Report all lines from the entries below in which "bland" appears.

....................

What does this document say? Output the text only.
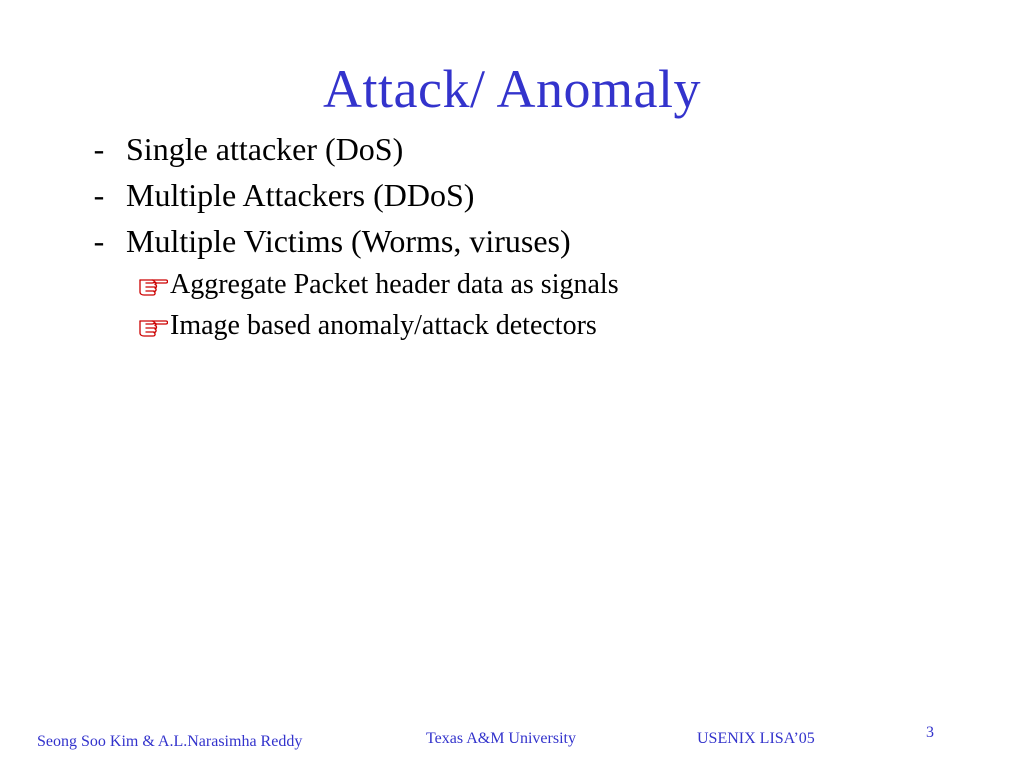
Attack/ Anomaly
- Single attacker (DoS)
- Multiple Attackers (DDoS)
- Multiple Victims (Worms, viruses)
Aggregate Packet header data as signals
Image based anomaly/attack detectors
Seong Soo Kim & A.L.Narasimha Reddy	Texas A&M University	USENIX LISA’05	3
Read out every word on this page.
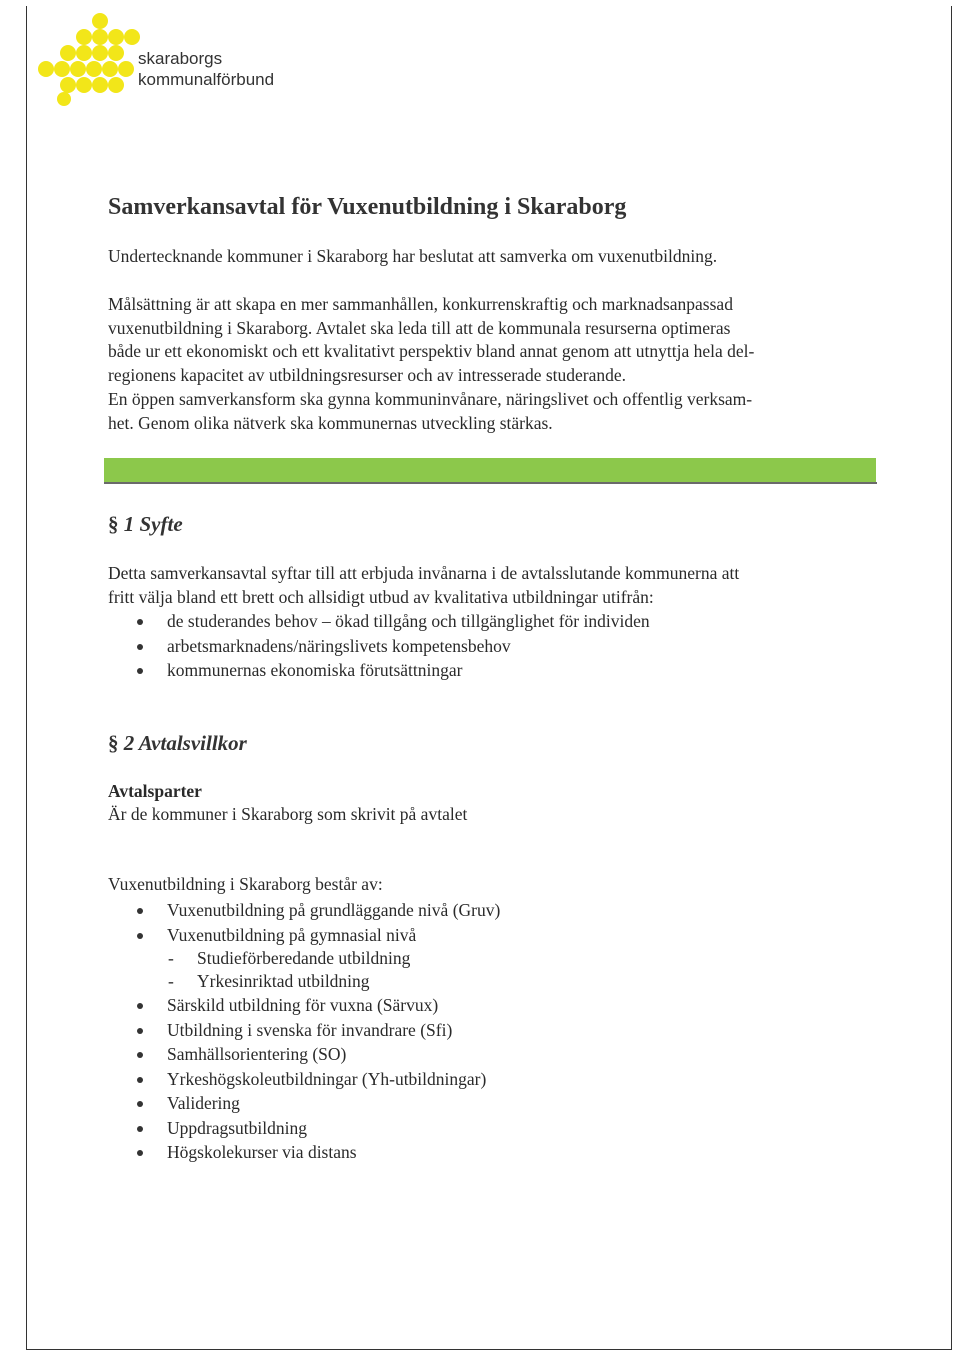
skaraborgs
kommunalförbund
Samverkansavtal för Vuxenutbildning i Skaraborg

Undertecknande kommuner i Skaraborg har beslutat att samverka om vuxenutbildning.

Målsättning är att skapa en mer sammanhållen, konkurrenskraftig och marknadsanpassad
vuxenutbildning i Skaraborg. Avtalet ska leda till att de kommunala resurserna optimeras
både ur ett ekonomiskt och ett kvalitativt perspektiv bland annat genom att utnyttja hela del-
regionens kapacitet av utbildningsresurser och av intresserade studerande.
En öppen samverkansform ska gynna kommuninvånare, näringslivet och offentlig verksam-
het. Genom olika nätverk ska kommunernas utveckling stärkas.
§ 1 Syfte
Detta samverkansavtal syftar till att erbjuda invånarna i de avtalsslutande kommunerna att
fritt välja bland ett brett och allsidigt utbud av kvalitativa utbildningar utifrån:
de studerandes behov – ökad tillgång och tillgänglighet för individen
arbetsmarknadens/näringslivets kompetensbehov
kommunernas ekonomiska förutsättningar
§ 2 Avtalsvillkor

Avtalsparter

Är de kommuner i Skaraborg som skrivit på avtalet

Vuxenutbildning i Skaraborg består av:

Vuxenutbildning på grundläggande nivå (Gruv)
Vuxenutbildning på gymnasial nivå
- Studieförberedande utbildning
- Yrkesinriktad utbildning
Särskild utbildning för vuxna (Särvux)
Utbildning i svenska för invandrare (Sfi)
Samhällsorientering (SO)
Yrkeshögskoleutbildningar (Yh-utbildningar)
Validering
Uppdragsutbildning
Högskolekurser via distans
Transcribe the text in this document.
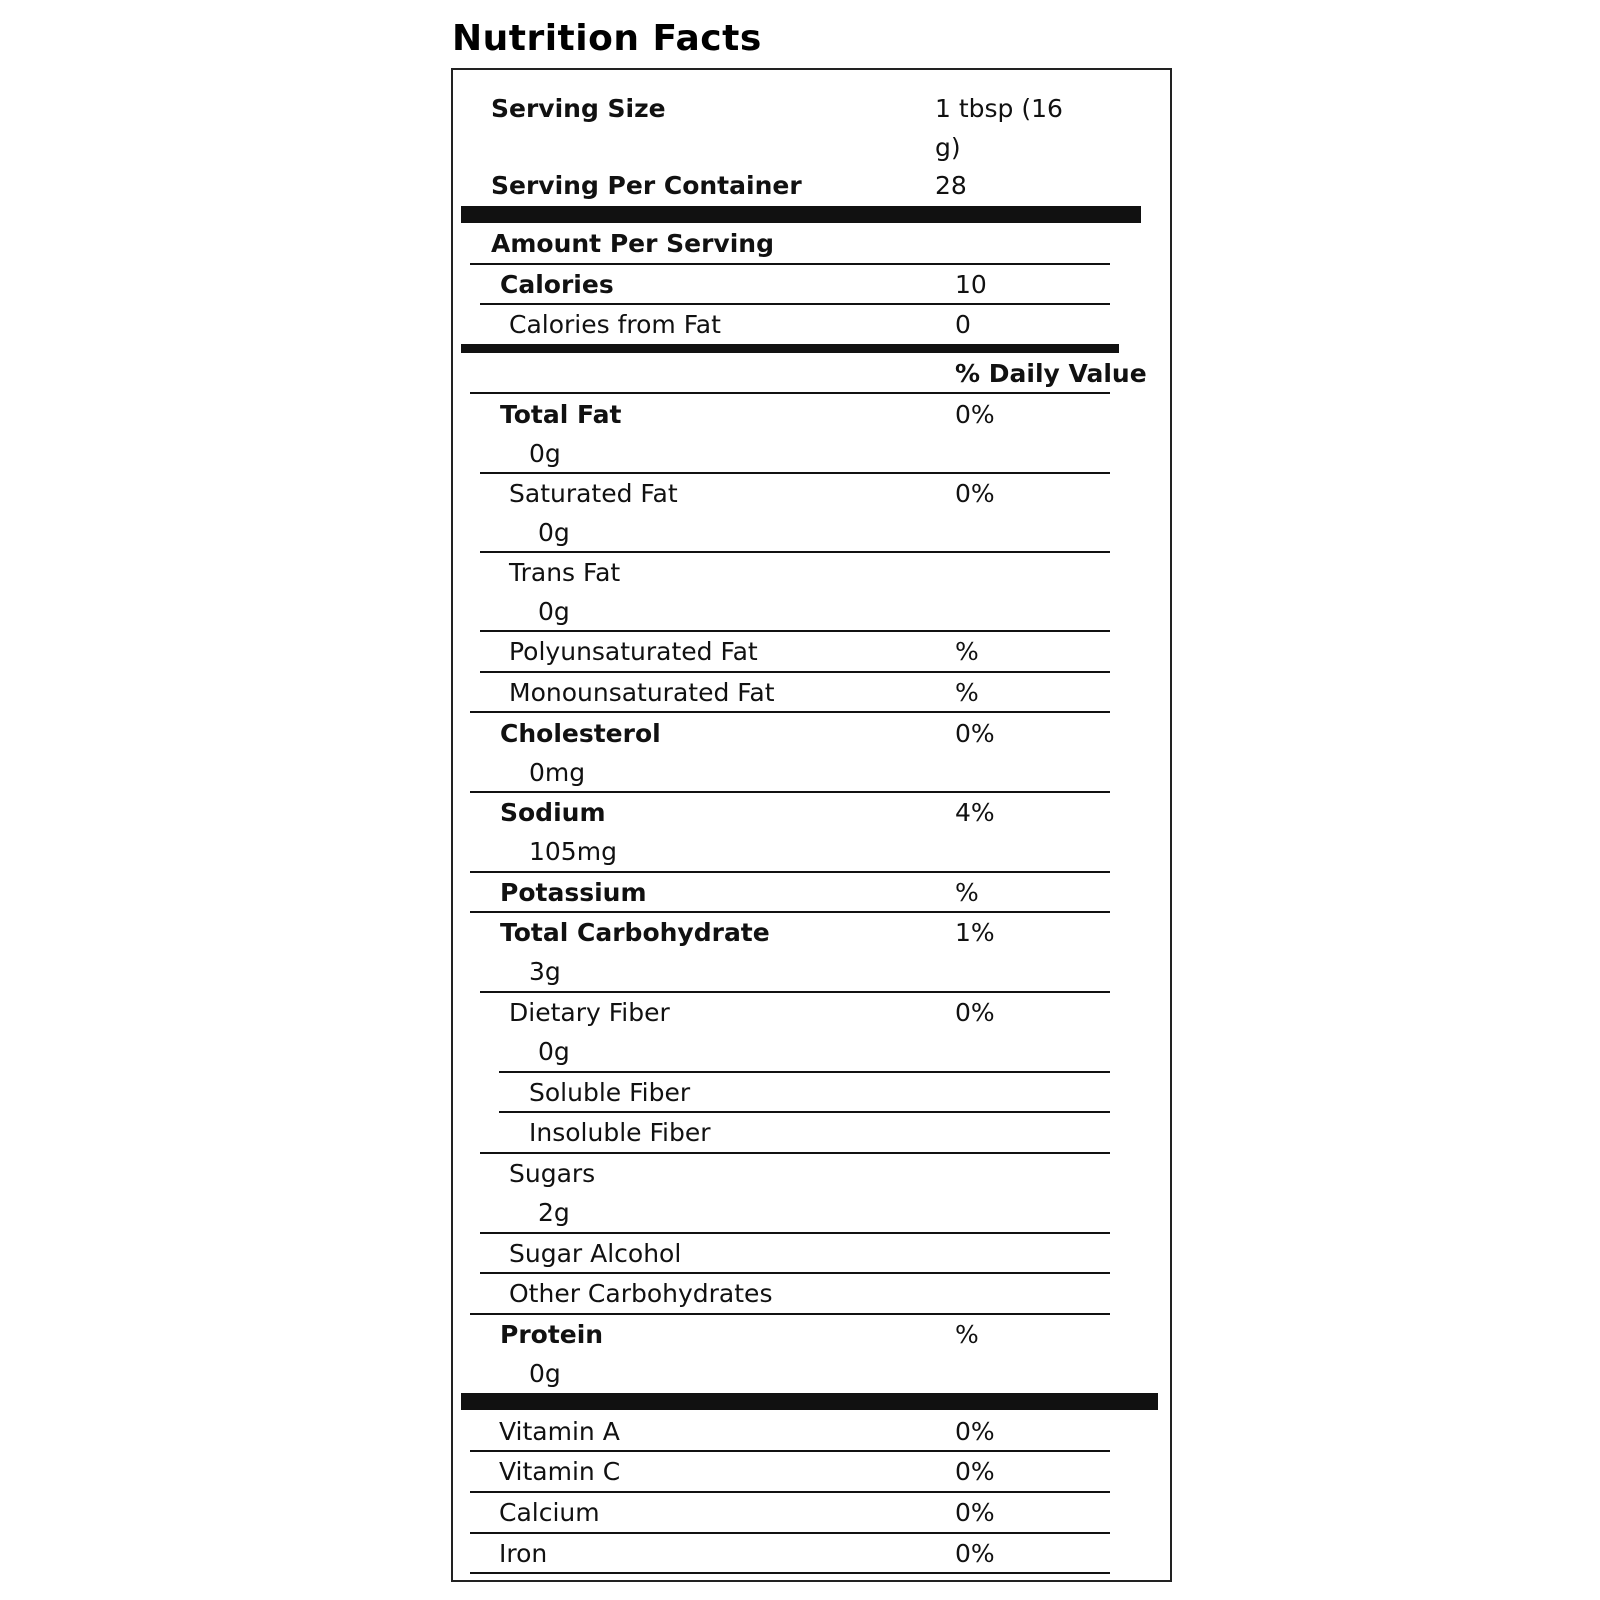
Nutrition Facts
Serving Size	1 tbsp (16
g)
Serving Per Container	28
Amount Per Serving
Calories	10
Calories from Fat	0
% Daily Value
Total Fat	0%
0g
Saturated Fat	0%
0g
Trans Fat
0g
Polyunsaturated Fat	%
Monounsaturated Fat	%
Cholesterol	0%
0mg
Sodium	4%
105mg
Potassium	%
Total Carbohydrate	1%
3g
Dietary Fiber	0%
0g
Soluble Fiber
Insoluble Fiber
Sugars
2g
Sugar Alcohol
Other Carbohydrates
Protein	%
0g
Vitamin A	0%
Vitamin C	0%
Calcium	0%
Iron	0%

....................

_Completed exercise_.
både ur ett ekonomiskt och ett kvalitativt perspektiv bland annat genom att utnyttja hela del-
fritt välja bland ett brett och allsidigt utbud av kvalitativa utbildningar utifrån:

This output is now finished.